§ TASK: Gather up all lines that carry the word "What".

§ Dataset records:
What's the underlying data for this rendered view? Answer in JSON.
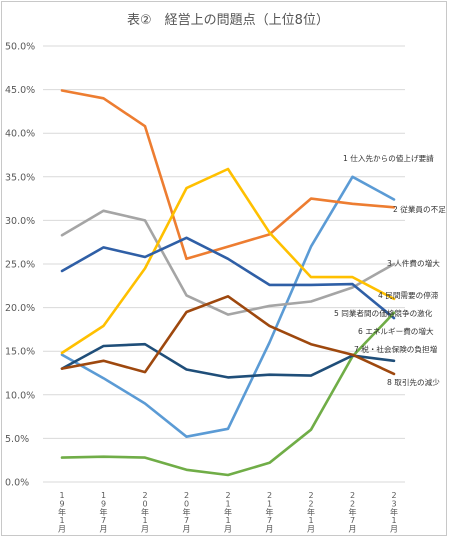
{
  "chart_data": {
    "type": "line",
    "title": "表②　経営上の問題点（上位8位）",
    "xlabel": "",
    "ylabel": "",
    "ylim": [
      0,
      50
    ],
    "ytick_step": 5,
    "y_tick_labels": [
      "0.0%",
      "5.0%",
      "10.0%",
      "15.0%",
      "20.0%",
      "25.0%",
      "30.0%",
      "35.0%",
      "40.0%",
      "45.0%",
      "50.0%"
    ],
    "grid": true,
    "categories": [
      "19年1月",
      "19年7月",
      "20年1月",
      "20年7月",
      "21年1月",
      "21年7月",
      "22年1月",
      "22年7月",
      "23年1月"
    ],
    "series": [
      {
        "name": "1 仕入先からの値上げ要請",
        "color": "#5b9bd5",
        "values": [
          14.6,
          11.9,
          9.0,
          5.2,
          6.1,
          16.0,
          27.0,
          35.0,
          32.4
        ]
      },
      {
        "name": "2 従業員の不足",
        "color": "#ed7d31",
        "values": [
          44.9,
          44.0,
          40.8,
          25.6,
          27.0,
          28.4,
          32.5,
          31.9,
          31.5
        ]
      },
      {
        "name": "3 人件費の増大",
        "color": "#a5a5a5",
        "values": [
          28.3,
          31.1,
          30.0,
          21.4,
          19.2,
          20.2,
          20.7,
          22.3,
          25.0
        ]
      },
      {
        "name": "4 民間需要の停滞",
        "color": "#ffc000",
        "values": [
          14.8,
          17.9,
          24.5,
          33.7,
          35.9,
          28.6,
          23.5,
          23.5,
          21.0
        ]
      },
      {
        "name": "5 同業者間の価格競争の激化",
        "color": "#2f5fa6",
        "values": [
          24.2,
          26.9,
          25.8,
          28.0,
          25.6,
          22.6,
          22.6,
          22.7,
          18.8
        ]
      },
      {
        "name": "6 エネルギー費の増大",
        "color": "#70ad47",
        "values": [
          2.8,
          2.9,
          2.8,
          1.4,
          0.8,
          2.2,
          6.0,
          14.4,
          19.4
        ]
      },
      {
        "name": "7 税・社会保険の負担増",
        "color": "#1f4e79",
        "values": [
          13.0,
          15.6,
          15.8,
          12.9,
          12.0,
          12.3,
          12.2,
          14.5,
          13.9
        ]
      },
      {
        "name": "8 取引先の減少",
        "color": "#9e480e",
        "values": [
          13.0,
          13.9,
          12.6,
          19.5,
          21.3,
          17.9,
          15.8,
          14.6,
          12.4
        ]
      }
    ]
  }
}
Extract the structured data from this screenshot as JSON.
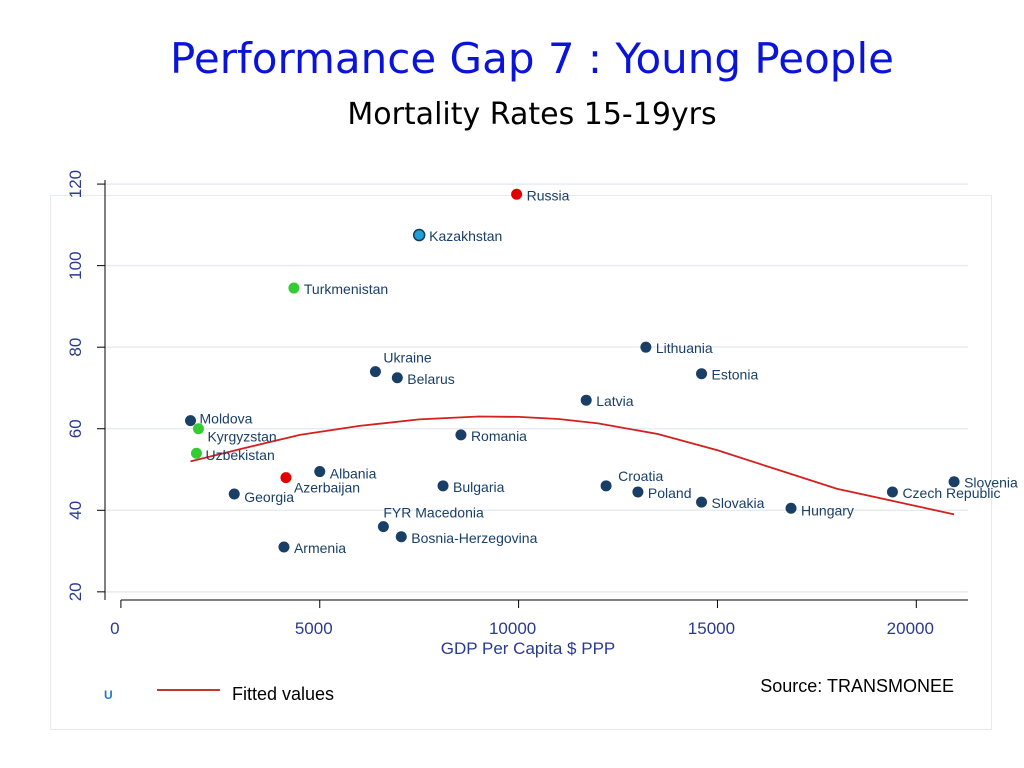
{
  "title": "Performance Gap 7 : Young People",
  "subtitle": "Mortality Rates  15-19yrs",
  "source": "Source: TRANSMONEE",
  "legend_marker": "U",
  "chart_data": {
    "type": "scatter",
    "xlabel": "GDP Per Capita  $ PPP",
    "ylabel": "",
    "xlim": [
      -400,
      21300
    ],
    "ylim": [
      18,
      121
    ],
    "xticks": [
      0,
      5000,
      10000,
      15000,
      20000
    ],
    "xtick_labels": [
      "0",
      "5000",
      "10000",
      "15000",
      "20000"
    ],
    "yticks": [
      20,
      40,
      60,
      80,
      100,
      120
    ],
    "ytick_labels": [
      "20",
      "40",
      "60",
      "80",
      "100",
      "120"
    ],
    "grid": true,
    "colors": {
      "dark": "#1a3f66",
      "red": "#e00000",
      "green": "#33cc33",
      "blue": "#1fa0d8",
      "fit": "#d32020",
      "axis_text": "#2b3a8f",
      "label_text": "#1a3f66"
    },
    "points": [
      {
        "label": "Russia",
        "x": 9950,
        "y": 117.5,
        "color": "red"
      },
      {
        "label": "Kazakhstan",
        "x": 7500,
        "y": 107.5,
        "color": "blue"
      },
      {
        "label": "Turkmenistan",
        "x": 4350,
        "y": 94.5,
        "color": "green"
      },
      {
        "label": "Lithuania",
        "x": 13200,
        "y": 80,
        "color": "dark"
      },
      {
        "label": "Ukraine",
        "x": 6400,
        "y": 74,
        "color": "dark"
      },
      {
        "label": "Belarus",
        "x": 6950,
        "y": 72.5,
        "color": "dark"
      },
      {
        "label": "Estonia",
        "x": 14600,
        "y": 73.5,
        "color": "dark"
      },
      {
        "label": "Latvia",
        "x": 11700,
        "y": 67,
        "color": "dark"
      },
      {
        "label": "Moldova",
        "x": 1750,
        "y": 62,
        "color": "dark"
      },
      {
        "label": "Kyrgyzstan",
        "x": 1950,
        "y": 60,
        "color": "green"
      },
      {
        "label": "Romania",
        "x": 8550,
        "y": 58.5,
        "color": "dark"
      },
      {
        "label": "Uzbekistan",
        "x": 1900,
        "y": 54,
        "color": "green"
      },
      {
        "label": "Albania",
        "x": 5000,
        "y": 49.5,
        "color": "dark"
      },
      {
        "label": "Azerbaijan",
        "x": 4150,
        "y": 48,
        "color": "red"
      },
      {
        "label": "Georgia",
        "x": 2850,
        "y": 44,
        "color": "dark"
      },
      {
        "label": "Bulgaria",
        "x": 8100,
        "y": 46,
        "color": "dark"
      },
      {
        "label": "Croatia",
        "x": 12200,
        "y": 46,
        "color": "dark"
      },
      {
        "label": "Poland",
        "x": 13000,
        "y": 44.5,
        "color": "dark"
      },
      {
        "label": "Slovakia",
        "x": 14600,
        "y": 42,
        "color": "dark"
      },
      {
        "label": "Hungary",
        "x": 16850,
        "y": 40.5,
        "color": "dark"
      },
      {
        "label": "Czech Republic",
        "x": 19400,
        "y": 44.5,
        "color": "dark"
      },
      {
        "label": "Slovenia",
        "x": 20950,
        "y": 47,
        "color": "dark"
      },
      {
        "label": "FYR Macedonia",
        "x": 6600,
        "y": 36,
        "color": "dark"
      },
      {
        "label": "Bosnia-Herzegovina",
        "x": 7050,
        "y": 33.5,
        "color": "dark"
      },
      {
        "label": "Armenia",
        "x": 4100,
        "y": 31,
        "color": "dark"
      }
    ],
    "fitted": {
      "name": "Fitted values",
      "x": [
        1750,
        3000,
        4500,
        6000,
        7500,
        9000,
        10000,
        11000,
        12000,
        13500,
        15000,
        16500,
        18000,
        19500,
        20950
      ],
      "y": [
        52,
        55,
        58.5,
        60.7,
        62.3,
        63,
        62.9,
        62.4,
        61.3,
        58.7,
        54.7,
        50,
        45.3,
        42.1,
        39
      ]
    }
  }
}
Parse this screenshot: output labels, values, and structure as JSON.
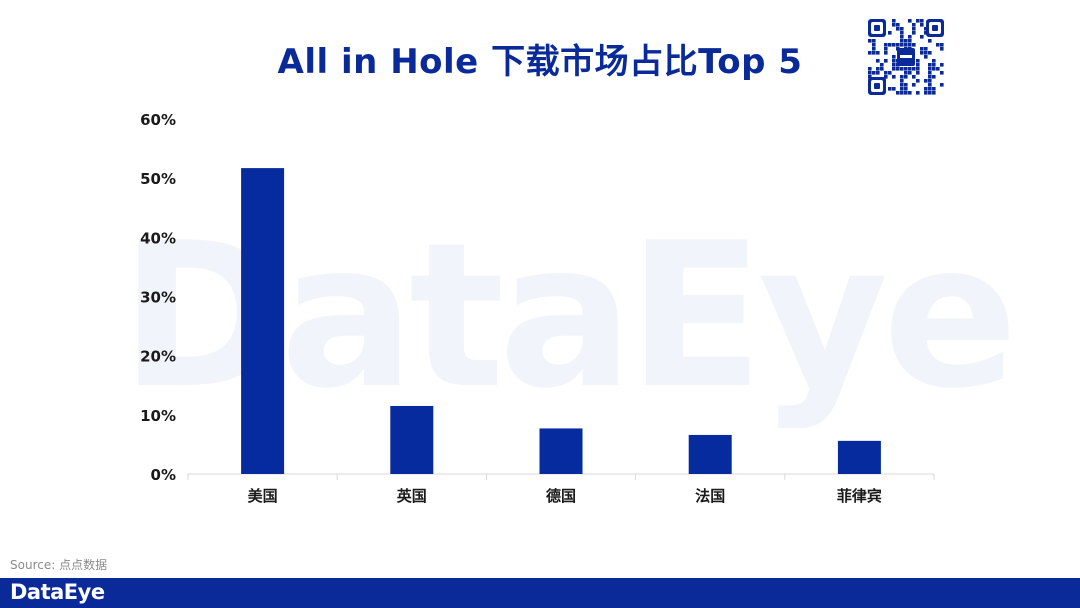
{
  "header": {
    "title": "All in Hole 下载市场占比Top 5"
  },
  "watermark": "DataEye",
  "footer": {
    "source": "Source: 点点数据",
    "brand": "DataEye"
  },
  "colors": {
    "accent": "#0a2a99",
    "bar": "#062b9e",
    "watermark": "#f1f5fb"
  },
  "chart_data": {
    "type": "bar",
    "title": "All in Hole 下载市场占比Top 5",
    "categories": [
      "美国",
      "英国",
      "德国",
      "法国",
      "菲律宾"
    ],
    "values": [
      51.7,
      11.5,
      7.7,
      6.6,
      5.6
    ],
    "unit": "%",
    "ylim": [
      0,
      60
    ],
    "yticks": [
      "0%",
      "10%",
      "20%",
      "30%",
      "40%",
      "50%",
      "60%"
    ],
    "grid": false,
    "xlabel": "",
    "ylabel": ""
  }
}
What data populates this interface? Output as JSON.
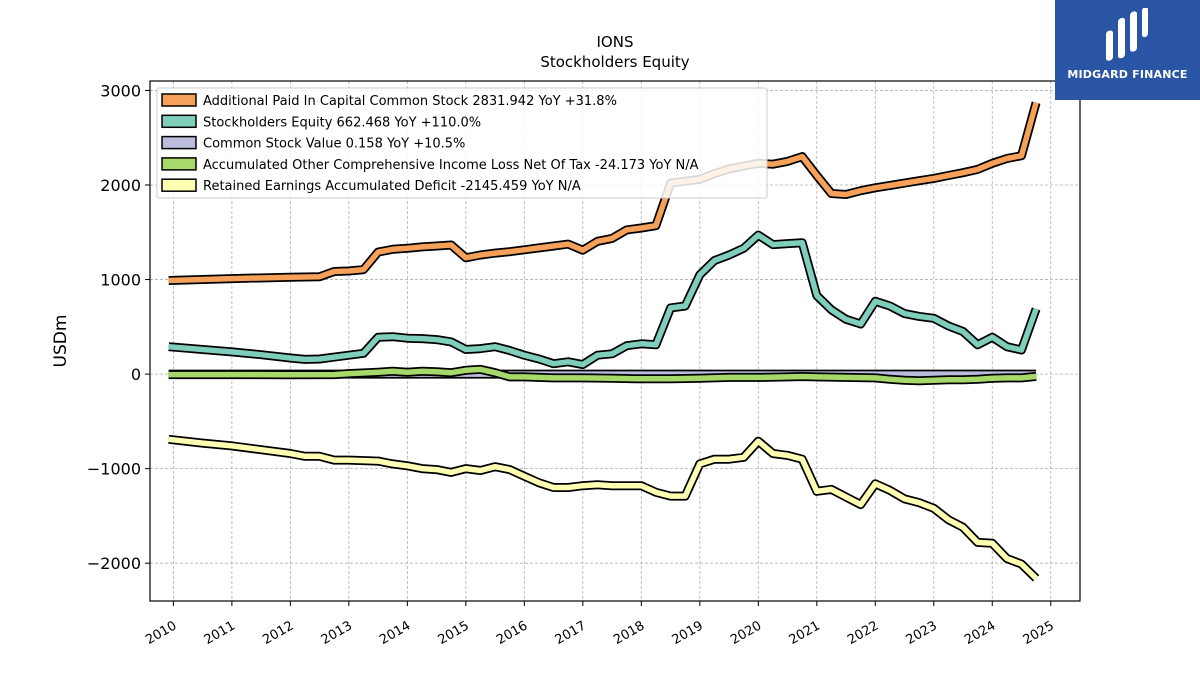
{
  "chart_data": {
    "type": "line",
    "title": "IONS",
    "subtitle": "Stockholders  Equity",
    "ylabel": "USDm",
    "xlabel": "",
    "xlim": [
      2009.6,
      2025.5
    ],
    "ylim": [
      -2400,
      3100
    ],
    "yticks": [
      -2000,
      -1000,
      0,
      1000,
      2000,
      3000
    ],
    "ytick_labels": [
      "−2000",
      "−1000",
      "0",
      "1000",
      "2000",
      "3000"
    ],
    "xticks": [
      2010,
      2011,
      2012,
      2013,
      2014,
      2015,
      2016,
      2017,
      2018,
      2019,
      2020,
      2021,
      2022,
      2023,
      2024,
      2025
    ],
    "xtick_labels": [
      "2010",
      "2011",
      "2012",
      "2013",
      "2014",
      "2015",
      "2016",
      "2017",
      "2018",
      "2019",
      "2020",
      "2021",
      "2022",
      "2023",
      "2024",
      "2025"
    ],
    "grid": true,
    "legend_position": "top-left",
    "series": [
      {
        "name": "Additional Paid In Capital Common Stock  2831.942 YoY +31.8%",
        "color": "#f5a15a",
        "points": [
          [
            2009.92,
            990
          ],
          [
            2011.0,
            1010
          ],
          [
            2012.0,
            1025
          ],
          [
            2012.5,
            1030
          ],
          [
            2012.75,
            1085
          ],
          [
            2013.0,
            1090
          ],
          [
            2013.25,
            1105
          ],
          [
            2013.5,
            1290
          ],
          [
            2013.75,
            1320
          ],
          [
            2014.0,
            1330
          ],
          [
            2014.25,
            1345
          ],
          [
            2014.5,
            1355
          ],
          [
            2014.75,
            1365
          ],
          [
            2015.0,
            1230
          ],
          [
            2015.25,
            1260
          ],
          [
            2015.5,
            1280
          ],
          [
            2015.75,
            1295
          ],
          [
            2016.0,
            1315
          ],
          [
            2016.25,
            1335
          ],
          [
            2016.5,
            1355
          ],
          [
            2016.75,
            1375
          ],
          [
            2017.0,
            1310
          ],
          [
            2017.25,
            1405
          ],
          [
            2017.5,
            1435
          ],
          [
            2017.75,
            1525
          ],
          [
            2018.0,
            1545
          ],
          [
            2018.25,
            1570
          ],
          [
            2018.5,
            2020
          ],
          [
            2018.75,
            2040
          ],
          [
            2019.0,
            2060
          ],
          [
            2019.25,
            2120
          ],
          [
            2019.5,
            2170
          ],
          [
            2019.75,
            2200
          ],
          [
            2020.0,
            2230
          ],
          [
            2020.25,
            2220
          ],
          [
            2020.5,
            2250
          ],
          [
            2020.75,
            2300
          ],
          [
            2021.0,
            2100
          ],
          [
            2021.25,
            1910
          ],
          [
            2021.5,
            1900
          ],
          [
            2021.75,
            1940
          ],
          [
            2022.0,
            1970
          ],
          [
            2022.25,
            1995
          ],
          [
            2022.5,
            2020
          ],
          [
            2022.75,
            2045
          ],
          [
            2023.0,
            2070
          ],
          [
            2023.25,
            2100
          ],
          [
            2023.5,
            2130
          ],
          [
            2023.75,
            2165
          ],
          [
            2024.0,
            2230
          ],
          [
            2024.25,
            2280
          ],
          [
            2024.5,
            2310
          ],
          [
            2024.75,
            2870
          ]
        ]
      },
      {
        "name": "Stockholders Equity  662.468 YoY +110.0%",
        "color": "#7fcdbb",
        "points": [
          [
            2009.92,
            290
          ],
          [
            2010.5,
            260
          ],
          [
            2011.0,
            235
          ],
          [
            2011.5,
            205
          ],
          [
            2012.0,
            170
          ],
          [
            2012.25,
            155
          ],
          [
            2012.5,
            160
          ],
          [
            2012.75,
            180
          ],
          [
            2013.0,
            200
          ],
          [
            2013.25,
            220
          ],
          [
            2013.5,
            390
          ],
          [
            2013.75,
            395
          ],
          [
            2014.0,
            380
          ],
          [
            2014.25,
            375
          ],
          [
            2014.5,
            365
          ],
          [
            2014.75,
            340
          ],
          [
            2015.0,
            260
          ],
          [
            2015.25,
            270
          ],
          [
            2015.5,
            290
          ],
          [
            2015.75,
            250
          ],
          [
            2016.0,
            200
          ],
          [
            2016.25,
            160
          ],
          [
            2016.5,
            110
          ],
          [
            2016.75,
            130
          ],
          [
            2017.0,
            100
          ],
          [
            2017.25,
            200
          ],
          [
            2017.5,
            215
          ],
          [
            2017.75,
            300
          ],
          [
            2018.0,
            320
          ],
          [
            2018.25,
            310
          ],
          [
            2018.5,
            700
          ],
          [
            2018.75,
            720
          ],
          [
            2019.0,
            1050
          ],
          [
            2019.25,
            1200
          ],
          [
            2019.5,
            1260
          ],
          [
            2019.75,
            1330
          ],
          [
            2020.0,
            1470
          ],
          [
            2020.25,
            1370
          ],
          [
            2020.5,
            1380
          ],
          [
            2020.75,
            1390
          ],
          [
            2021.0,
            830
          ],
          [
            2021.25,
            680
          ],
          [
            2021.5,
            580
          ],
          [
            2021.75,
            530
          ],
          [
            2022.0,
            770
          ],
          [
            2022.25,
            720
          ],
          [
            2022.5,
            640
          ],
          [
            2022.75,
            610
          ],
          [
            2023.0,
            590
          ],
          [
            2023.25,
            510
          ],
          [
            2023.5,
            450
          ],
          [
            2023.75,
            310
          ],
          [
            2024.0,
            390
          ],
          [
            2024.25,
            290
          ],
          [
            2024.5,
            255
          ],
          [
            2024.75,
            690
          ]
        ]
      },
      {
        "name": "Common Stock Value  0.158 YoY +10.5%",
        "color": "#bcbddc",
        "points": [
          [
            2009.92,
            0
          ],
          [
            2011.0,
            0
          ],
          [
            2012.0,
            0
          ],
          [
            2013.0,
            0
          ],
          [
            2014.0,
            0
          ],
          [
            2015.0,
            0
          ],
          [
            2016.0,
            0
          ],
          [
            2017.0,
            0
          ],
          [
            2018.0,
            0
          ],
          [
            2019.0,
            0
          ],
          [
            2020.0,
            0
          ],
          [
            2021.0,
            0
          ],
          [
            2022.0,
            0
          ],
          [
            2023.0,
            0
          ],
          [
            2024.0,
            0
          ],
          [
            2024.75,
            0
          ]
        ]
      },
      {
        "name": "Accumulated Other Comprehensive Income Loss Net Of Tax  -24.173 YoY N/A",
        "color": "#a6d96a",
        "points": [
          [
            2009.92,
            -5
          ],
          [
            2011.0,
            -5
          ],
          [
            2012.0,
            -8
          ],
          [
            2012.75,
            -5
          ],
          [
            2013.0,
            5
          ],
          [
            2013.5,
            20
          ],
          [
            2013.75,
            30
          ],
          [
            2014.0,
            20
          ],
          [
            2014.25,
            30
          ],
          [
            2014.5,
            25
          ],
          [
            2014.75,
            15
          ],
          [
            2015.0,
            40
          ],
          [
            2015.25,
            50
          ],
          [
            2015.5,
            15
          ],
          [
            2015.75,
            -30
          ],
          [
            2016.0,
            -30
          ],
          [
            2016.5,
            -40
          ],
          [
            2017.0,
            -40
          ],
          [
            2017.5,
            -45
          ],
          [
            2018.0,
            -50
          ],
          [
            2018.5,
            -50
          ],
          [
            2019.0,
            -45
          ],
          [
            2019.5,
            -35
          ],
          [
            2020.0,
            -35
          ],
          [
            2020.5,
            -30
          ],
          [
            2020.75,
            -25
          ],
          [
            2021.0,
            -30
          ],
          [
            2021.5,
            -35
          ],
          [
            2022.0,
            -40
          ],
          [
            2022.25,
            -55
          ],
          [
            2022.5,
            -65
          ],
          [
            2022.75,
            -70
          ],
          [
            2023.0,
            -65
          ],
          [
            2023.25,
            -60
          ],
          [
            2023.5,
            -60
          ],
          [
            2023.75,
            -55
          ],
          [
            2024.0,
            -45
          ],
          [
            2024.25,
            -40
          ],
          [
            2024.5,
            -40
          ],
          [
            2024.75,
            -24
          ]
        ]
      },
      {
        "name": "Retained Earnings Accumulated Deficit  -2145.459 YoY N/A",
        "color": "#ffffb3",
        "points": [
          [
            2009.92,
            -690
          ],
          [
            2010.5,
            -730
          ],
          [
            2011.0,
            -760
          ],
          [
            2011.5,
            -800
          ],
          [
            2012.0,
            -840
          ],
          [
            2012.25,
            -870
          ],
          [
            2012.5,
            -870
          ],
          [
            2012.75,
            -910
          ],
          [
            2013.0,
            -910
          ],
          [
            2013.5,
            -920
          ],
          [
            2013.75,
            -950
          ],
          [
            2014.0,
            -970
          ],
          [
            2014.25,
            -1000
          ],
          [
            2014.5,
            -1010
          ],
          [
            2014.75,
            -1040
          ],
          [
            2015.0,
            -1000
          ],
          [
            2015.25,
            -1020
          ],
          [
            2015.5,
            -980
          ],
          [
            2015.75,
            -1010
          ],
          [
            2016.0,
            -1080
          ],
          [
            2016.25,
            -1150
          ],
          [
            2016.5,
            -1200
          ],
          [
            2016.75,
            -1200
          ],
          [
            2017.0,
            -1180
          ],
          [
            2017.25,
            -1170
          ],
          [
            2017.5,
            -1180
          ],
          [
            2017.75,
            -1180
          ],
          [
            2018.0,
            -1180
          ],
          [
            2018.25,
            -1250
          ],
          [
            2018.5,
            -1290
          ],
          [
            2018.75,
            -1290
          ],
          [
            2019.0,
            -950
          ],
          [
            2019.25,
            -900
          ],
          [
            2019.5,
            -900
          ],
          [
            2019.75,
            -880
          ],
          [
            2020.0,
            -710
          ],
          [
            2020.25,
            -840
          ],
          [
            2020.5,
            -860
          ],
          [
            2020.75,
            -900
          ],
          [
            2021.0,
            -1240
          ],
          [
            2021.25,
            -1220
          ],
          [
            2021.5,
            -1300
          ],
          [
            2021.75,
            -1380
          ],
          [
            2022.0,
            -1160
          ],
          [
            2022.25,
            -1230
          ],
          [
            2022.5,
            -1320
          ],
          [
            2022.75,
            -1360
          ],
          [
            2023.0,
            -1420
          ],
          [
            2023.25,
            -1540
          ],
          [
            2023.5,
            -1620
          ],
          [
            2023.75,
            -1780
          ],
          [
            2024.0,
            -1790
          ],
          [
            2024.25,
            -1950
          ],
          [
            2024.5,
            -2010
          ],
          [
            2024.75,
            -2160
          ]
        ]
      }
    ]
  },
  "logo": {
    "name": "MIDGARD FINANCE"
  }
}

§ ANSWER TO THIS TASK:
What's the underlying data for this rendered view? Answer in JSON.
What data populates this interface? Output as JSON.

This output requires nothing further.